*** Information supplied ***

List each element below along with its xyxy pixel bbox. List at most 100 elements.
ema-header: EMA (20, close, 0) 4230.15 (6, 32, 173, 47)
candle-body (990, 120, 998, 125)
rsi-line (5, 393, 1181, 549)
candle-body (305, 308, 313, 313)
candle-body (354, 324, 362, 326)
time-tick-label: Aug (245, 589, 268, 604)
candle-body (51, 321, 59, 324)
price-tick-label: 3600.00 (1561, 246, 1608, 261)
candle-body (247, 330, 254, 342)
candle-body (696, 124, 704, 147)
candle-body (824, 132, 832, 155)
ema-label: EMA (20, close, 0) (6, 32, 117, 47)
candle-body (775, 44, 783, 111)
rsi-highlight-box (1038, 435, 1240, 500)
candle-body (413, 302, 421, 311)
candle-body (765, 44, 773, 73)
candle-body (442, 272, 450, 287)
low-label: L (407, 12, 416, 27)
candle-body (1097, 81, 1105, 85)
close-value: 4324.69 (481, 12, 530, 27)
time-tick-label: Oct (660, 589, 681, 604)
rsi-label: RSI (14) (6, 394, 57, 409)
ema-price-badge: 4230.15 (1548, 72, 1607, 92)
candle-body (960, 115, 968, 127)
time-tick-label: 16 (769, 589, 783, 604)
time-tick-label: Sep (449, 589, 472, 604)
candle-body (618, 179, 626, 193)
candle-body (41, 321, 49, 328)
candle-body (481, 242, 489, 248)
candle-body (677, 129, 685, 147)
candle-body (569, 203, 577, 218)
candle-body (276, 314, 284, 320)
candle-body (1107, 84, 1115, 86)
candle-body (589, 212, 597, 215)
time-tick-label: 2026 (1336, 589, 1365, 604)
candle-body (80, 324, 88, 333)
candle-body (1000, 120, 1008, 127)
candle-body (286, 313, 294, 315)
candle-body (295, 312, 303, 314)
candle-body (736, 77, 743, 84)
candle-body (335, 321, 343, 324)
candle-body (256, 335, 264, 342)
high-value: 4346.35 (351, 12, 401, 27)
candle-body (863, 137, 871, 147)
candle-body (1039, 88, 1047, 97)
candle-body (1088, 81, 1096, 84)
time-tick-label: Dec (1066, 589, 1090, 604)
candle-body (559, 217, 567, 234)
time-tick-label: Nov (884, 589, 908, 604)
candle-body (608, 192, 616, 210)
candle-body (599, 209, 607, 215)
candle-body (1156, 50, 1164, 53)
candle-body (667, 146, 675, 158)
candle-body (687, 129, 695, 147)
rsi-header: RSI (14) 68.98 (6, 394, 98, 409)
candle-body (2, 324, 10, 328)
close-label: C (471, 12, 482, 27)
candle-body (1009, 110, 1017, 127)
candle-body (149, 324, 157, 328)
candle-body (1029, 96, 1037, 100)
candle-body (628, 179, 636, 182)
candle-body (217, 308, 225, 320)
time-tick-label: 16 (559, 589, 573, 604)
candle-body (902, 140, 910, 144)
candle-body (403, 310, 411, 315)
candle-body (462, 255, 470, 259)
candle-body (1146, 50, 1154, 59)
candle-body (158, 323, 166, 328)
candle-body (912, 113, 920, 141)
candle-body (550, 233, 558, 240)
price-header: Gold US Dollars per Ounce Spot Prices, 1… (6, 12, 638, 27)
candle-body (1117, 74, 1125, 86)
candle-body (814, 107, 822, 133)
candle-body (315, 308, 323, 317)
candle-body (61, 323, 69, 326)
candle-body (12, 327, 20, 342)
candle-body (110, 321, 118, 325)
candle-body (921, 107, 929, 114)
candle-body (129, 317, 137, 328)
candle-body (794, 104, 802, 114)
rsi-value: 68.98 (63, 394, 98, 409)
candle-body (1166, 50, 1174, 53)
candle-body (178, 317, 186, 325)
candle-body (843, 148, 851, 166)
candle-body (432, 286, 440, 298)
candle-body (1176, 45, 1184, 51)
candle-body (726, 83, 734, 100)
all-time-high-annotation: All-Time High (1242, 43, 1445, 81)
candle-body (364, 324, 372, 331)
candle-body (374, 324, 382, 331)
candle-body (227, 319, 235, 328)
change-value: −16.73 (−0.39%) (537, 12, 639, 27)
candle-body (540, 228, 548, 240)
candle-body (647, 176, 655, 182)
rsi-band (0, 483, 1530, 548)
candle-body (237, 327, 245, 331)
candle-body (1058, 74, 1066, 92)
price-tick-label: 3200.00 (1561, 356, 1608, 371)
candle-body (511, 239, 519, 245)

***

Tally the lines in the items above that contain the string "tick", with case counting. Reply with the number only.

Task output
10